[start Passage]

The Fashionistas Take The Train.

Posted by Jeni in Ad Infinitum | 14 March 2012

Travelling into London on the train with my husband and we discussed our individual wardobes.

His shoes were bought, half price, from a shoe factory in Northampton.

His socks were a Christmas present.

His underpants came from a cheap store in New York - my only gift to him when I was there in January.

His shirt from a charity shop in Tunbridge Wells..

His suit from a house clearance.

His Coat from a Charity shop on Brighton.

His overall appearance not as cheap as you would imagine.

I had Henry Holland trousers on.

An old vest from the dawter.

A jacket that was given to me as a gift.

A scarf from American airlines

A pair of Nike Three trainers.

And underwear that we shall discreetly ignore.

I did look as cheap as you would imagine.

We left Charing Cross, holding hands and I wondered whether we looked like a power couple. Gods Gift said I looked like a power drill.

We walked to Berwick Street market and popped in to see the dawter doing her thang in her new London job. She opined, as we all have done, that she felt as if her career was disappearing down the toilet working in a job, that wasn't her chosen profession, just to pay the rent. Yeah wake up and smell the coffee sister....

[end Passage]

Given task a
In the blog post, where did the husband's suit come from?
The blog post and the listings come from unrelated sources.

[start Data supplied]

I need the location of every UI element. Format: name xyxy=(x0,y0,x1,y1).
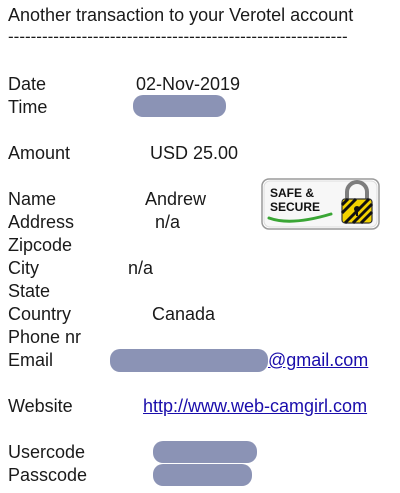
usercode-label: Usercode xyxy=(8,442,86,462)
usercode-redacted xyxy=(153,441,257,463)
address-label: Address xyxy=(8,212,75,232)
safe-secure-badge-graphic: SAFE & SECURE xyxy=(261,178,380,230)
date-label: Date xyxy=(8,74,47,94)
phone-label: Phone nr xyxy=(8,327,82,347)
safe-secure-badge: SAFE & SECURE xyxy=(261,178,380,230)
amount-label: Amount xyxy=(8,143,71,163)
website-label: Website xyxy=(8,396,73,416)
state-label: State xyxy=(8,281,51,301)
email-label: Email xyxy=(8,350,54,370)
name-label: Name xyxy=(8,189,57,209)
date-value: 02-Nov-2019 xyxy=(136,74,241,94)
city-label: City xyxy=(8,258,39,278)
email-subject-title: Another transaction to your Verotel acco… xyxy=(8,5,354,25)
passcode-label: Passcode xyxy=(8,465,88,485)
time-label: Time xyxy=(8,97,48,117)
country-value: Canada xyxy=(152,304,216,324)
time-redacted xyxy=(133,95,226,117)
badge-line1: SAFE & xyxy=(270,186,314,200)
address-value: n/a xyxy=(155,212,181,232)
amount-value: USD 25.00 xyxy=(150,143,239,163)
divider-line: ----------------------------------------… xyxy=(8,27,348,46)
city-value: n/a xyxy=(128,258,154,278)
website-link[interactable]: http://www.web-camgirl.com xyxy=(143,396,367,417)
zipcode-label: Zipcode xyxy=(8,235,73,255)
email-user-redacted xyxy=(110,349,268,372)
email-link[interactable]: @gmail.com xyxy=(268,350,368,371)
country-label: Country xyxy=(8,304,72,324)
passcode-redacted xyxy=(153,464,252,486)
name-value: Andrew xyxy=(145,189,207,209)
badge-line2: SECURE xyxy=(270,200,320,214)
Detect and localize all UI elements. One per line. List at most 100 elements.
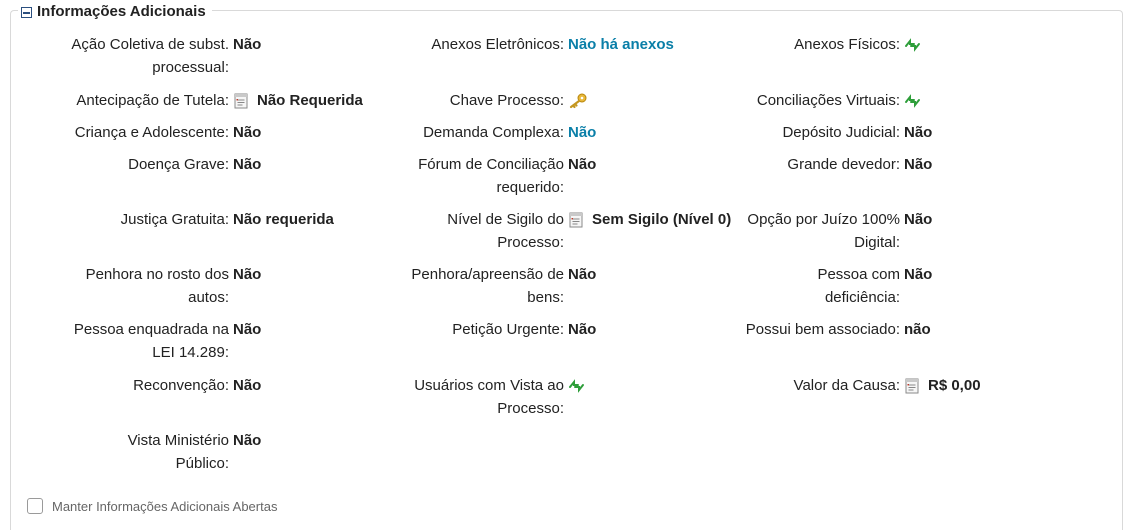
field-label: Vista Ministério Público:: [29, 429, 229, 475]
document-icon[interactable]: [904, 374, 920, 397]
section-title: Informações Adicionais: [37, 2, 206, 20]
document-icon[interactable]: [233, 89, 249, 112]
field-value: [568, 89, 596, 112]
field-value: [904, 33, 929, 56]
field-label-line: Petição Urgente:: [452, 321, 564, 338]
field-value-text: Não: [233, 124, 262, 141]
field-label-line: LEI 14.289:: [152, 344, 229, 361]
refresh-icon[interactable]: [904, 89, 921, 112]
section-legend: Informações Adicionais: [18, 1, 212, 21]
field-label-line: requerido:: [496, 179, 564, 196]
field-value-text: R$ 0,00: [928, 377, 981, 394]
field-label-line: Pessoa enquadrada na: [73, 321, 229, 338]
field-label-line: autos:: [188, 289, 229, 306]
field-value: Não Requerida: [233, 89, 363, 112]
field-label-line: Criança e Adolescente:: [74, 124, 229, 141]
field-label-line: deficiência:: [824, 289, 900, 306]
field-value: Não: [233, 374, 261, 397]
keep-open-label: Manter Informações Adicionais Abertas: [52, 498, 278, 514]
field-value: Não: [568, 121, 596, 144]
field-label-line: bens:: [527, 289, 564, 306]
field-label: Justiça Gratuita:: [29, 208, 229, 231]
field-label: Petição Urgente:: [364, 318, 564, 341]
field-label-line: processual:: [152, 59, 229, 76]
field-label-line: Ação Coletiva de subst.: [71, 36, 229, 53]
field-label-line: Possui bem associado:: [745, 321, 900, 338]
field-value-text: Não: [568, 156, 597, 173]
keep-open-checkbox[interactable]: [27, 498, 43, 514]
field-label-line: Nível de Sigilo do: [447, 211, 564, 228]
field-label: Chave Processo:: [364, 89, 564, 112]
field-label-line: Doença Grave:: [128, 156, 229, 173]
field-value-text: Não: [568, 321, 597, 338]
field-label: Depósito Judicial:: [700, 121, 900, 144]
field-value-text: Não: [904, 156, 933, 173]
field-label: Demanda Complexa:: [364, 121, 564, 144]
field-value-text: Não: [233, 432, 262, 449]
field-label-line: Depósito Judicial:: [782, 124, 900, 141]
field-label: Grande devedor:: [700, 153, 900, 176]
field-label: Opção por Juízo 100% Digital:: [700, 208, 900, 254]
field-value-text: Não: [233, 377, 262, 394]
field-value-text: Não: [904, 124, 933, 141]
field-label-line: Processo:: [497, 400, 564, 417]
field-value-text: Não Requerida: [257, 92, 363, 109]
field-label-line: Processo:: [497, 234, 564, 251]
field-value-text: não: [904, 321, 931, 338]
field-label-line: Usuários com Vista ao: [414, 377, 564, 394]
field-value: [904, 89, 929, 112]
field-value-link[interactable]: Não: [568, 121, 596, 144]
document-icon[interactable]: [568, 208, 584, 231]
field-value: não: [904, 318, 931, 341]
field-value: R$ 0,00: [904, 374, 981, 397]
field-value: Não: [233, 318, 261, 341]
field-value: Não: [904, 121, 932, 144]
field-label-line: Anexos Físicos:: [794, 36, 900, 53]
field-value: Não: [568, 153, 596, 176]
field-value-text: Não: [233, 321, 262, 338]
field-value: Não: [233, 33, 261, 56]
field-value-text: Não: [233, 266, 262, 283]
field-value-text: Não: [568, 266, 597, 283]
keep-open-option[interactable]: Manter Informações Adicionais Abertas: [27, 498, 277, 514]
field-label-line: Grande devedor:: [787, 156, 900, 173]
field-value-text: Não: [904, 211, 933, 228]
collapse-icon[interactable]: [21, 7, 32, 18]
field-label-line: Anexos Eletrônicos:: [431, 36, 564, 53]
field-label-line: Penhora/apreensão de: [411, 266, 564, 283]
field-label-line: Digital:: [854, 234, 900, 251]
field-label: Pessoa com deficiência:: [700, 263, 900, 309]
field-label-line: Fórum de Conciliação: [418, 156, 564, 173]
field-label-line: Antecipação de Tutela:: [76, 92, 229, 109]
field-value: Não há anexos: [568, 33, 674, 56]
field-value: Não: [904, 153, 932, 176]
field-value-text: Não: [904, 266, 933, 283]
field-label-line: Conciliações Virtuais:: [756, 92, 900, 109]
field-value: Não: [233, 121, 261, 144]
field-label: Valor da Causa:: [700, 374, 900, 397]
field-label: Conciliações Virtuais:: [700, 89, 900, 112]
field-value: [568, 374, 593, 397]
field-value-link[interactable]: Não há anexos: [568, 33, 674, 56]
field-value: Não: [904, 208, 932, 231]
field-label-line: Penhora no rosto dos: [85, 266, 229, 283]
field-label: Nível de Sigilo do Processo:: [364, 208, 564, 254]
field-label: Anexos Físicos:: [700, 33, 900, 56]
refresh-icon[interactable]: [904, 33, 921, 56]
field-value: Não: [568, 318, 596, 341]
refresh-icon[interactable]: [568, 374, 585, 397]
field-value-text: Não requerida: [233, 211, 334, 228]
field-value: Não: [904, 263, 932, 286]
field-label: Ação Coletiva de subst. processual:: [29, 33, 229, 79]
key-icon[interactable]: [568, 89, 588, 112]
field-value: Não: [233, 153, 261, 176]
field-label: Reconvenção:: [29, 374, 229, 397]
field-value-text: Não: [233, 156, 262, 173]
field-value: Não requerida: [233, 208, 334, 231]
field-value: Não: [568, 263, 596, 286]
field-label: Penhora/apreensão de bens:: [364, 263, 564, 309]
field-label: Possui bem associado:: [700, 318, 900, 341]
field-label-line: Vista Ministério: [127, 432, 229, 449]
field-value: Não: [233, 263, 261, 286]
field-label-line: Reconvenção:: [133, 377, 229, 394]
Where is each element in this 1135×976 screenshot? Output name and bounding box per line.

[end Data supplied]
[start Data supplied]

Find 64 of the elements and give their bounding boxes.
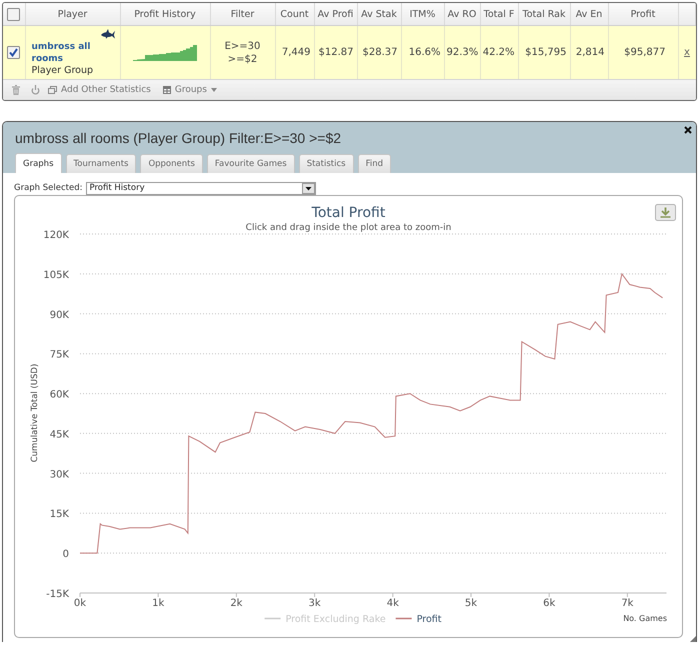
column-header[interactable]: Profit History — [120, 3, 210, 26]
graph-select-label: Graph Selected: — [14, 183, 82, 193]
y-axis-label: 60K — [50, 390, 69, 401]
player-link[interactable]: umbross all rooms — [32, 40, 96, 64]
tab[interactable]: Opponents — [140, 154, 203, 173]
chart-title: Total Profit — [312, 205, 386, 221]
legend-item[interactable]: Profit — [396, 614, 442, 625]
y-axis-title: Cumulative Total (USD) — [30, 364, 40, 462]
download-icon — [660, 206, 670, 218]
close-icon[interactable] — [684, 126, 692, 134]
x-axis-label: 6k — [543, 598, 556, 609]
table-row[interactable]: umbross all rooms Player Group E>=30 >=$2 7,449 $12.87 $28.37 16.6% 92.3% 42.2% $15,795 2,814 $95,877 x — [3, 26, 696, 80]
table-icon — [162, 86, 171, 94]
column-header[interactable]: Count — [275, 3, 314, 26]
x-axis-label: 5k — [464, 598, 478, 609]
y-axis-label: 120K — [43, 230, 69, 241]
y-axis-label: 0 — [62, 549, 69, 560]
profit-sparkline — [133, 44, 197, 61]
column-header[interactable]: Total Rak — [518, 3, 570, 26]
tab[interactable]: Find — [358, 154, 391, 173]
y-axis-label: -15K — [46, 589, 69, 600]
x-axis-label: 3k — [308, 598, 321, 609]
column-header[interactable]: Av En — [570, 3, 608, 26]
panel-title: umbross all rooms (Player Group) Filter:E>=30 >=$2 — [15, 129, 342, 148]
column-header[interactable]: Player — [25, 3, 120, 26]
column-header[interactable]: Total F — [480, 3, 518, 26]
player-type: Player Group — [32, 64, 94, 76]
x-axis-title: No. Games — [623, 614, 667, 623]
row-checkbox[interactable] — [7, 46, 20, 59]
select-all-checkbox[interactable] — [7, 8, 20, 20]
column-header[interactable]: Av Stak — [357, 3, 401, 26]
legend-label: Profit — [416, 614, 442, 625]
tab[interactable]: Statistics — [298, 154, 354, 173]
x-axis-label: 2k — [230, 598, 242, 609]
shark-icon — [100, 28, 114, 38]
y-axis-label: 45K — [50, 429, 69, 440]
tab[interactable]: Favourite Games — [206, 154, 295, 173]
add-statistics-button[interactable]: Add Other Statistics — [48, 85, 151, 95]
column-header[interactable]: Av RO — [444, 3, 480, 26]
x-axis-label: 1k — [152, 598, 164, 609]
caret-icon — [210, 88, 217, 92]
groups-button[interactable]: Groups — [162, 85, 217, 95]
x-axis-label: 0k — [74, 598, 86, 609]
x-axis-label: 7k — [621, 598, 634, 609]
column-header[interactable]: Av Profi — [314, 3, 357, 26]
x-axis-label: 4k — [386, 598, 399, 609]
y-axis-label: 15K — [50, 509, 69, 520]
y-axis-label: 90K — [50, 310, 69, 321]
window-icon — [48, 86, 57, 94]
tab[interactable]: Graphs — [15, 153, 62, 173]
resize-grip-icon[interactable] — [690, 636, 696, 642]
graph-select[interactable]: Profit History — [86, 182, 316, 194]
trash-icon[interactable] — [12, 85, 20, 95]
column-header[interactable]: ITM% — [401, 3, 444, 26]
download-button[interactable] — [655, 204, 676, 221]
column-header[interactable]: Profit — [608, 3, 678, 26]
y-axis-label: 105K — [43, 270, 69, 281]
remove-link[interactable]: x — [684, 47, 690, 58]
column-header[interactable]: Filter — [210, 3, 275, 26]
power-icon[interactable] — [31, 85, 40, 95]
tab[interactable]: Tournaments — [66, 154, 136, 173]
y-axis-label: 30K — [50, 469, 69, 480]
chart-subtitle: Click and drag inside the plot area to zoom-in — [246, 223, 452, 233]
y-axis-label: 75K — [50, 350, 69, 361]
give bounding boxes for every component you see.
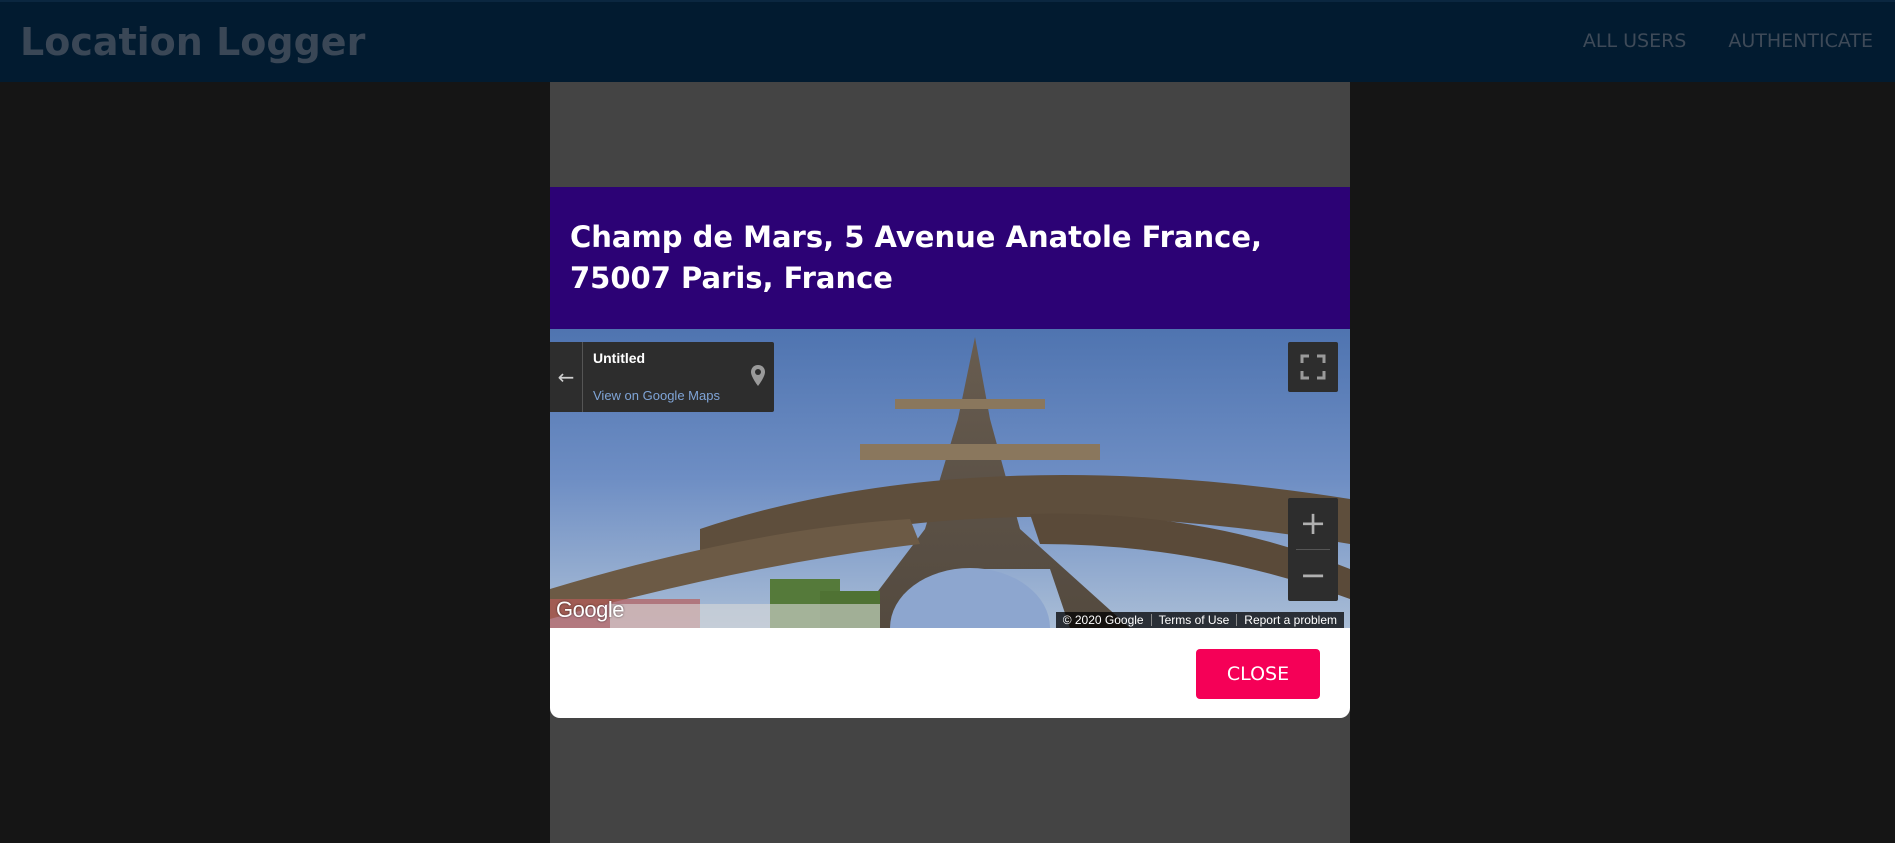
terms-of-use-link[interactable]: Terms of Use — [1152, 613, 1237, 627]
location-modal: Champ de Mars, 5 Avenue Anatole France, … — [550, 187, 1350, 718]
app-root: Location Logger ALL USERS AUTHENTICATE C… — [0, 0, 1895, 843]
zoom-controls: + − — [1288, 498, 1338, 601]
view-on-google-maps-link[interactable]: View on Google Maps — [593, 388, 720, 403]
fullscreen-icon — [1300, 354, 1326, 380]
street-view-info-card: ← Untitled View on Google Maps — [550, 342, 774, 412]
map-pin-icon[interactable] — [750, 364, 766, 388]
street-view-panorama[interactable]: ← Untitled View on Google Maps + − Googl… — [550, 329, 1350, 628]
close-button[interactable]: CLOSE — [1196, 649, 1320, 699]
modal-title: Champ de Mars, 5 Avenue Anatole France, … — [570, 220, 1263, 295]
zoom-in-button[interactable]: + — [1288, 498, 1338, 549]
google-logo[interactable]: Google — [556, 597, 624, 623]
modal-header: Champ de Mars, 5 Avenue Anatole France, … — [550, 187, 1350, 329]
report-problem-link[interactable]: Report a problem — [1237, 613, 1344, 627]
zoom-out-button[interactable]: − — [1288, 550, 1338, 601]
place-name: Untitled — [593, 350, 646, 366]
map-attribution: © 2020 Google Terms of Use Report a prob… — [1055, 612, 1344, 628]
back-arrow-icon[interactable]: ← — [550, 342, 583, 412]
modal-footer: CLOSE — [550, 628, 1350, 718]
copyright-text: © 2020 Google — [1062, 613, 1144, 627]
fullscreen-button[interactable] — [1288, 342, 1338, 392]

[end Data supplied]

Given task b
Please output only the listing lines from the one that has "field-label: Vista Ministério" through the one that has "field-value-text: R$ 0,00: [928, 377, 981, 394]" as a numbered list with no blank lines.

Complete answer a
A house clearance.

Complete answer b
1. field-label: Vista Ministério Público:: [29, 429, 229, 475]
2. document-icon[interactable]: [904, 374, 920, 397]
3. section-title: Informações Adicionais: [37, 2, 206, 20]
4. document-icon[interactable]: [233, 89, 249, 112]
5. field-value: [568, 89, 596, 112]
6. field-value: [904, 33, 929, 56]
7. field-label-line: Petição Urgente:: [452, 321, 564, 338]
8. field-value-text: Não: [233, 124, 262, 141]
9. field-label-line: LEI 14.289:: [152, 344, 229, 361]
10. refresh-icon[interactable]: [904, 89, 921, 112]
11. section-legend: Informações Adicionais: [18, 1, 212, 21]
12. field-label-line: requerido:: [496, 179, 564, 196]
13. field-value-text: R$ 0,00: [928, 377, 981, 394]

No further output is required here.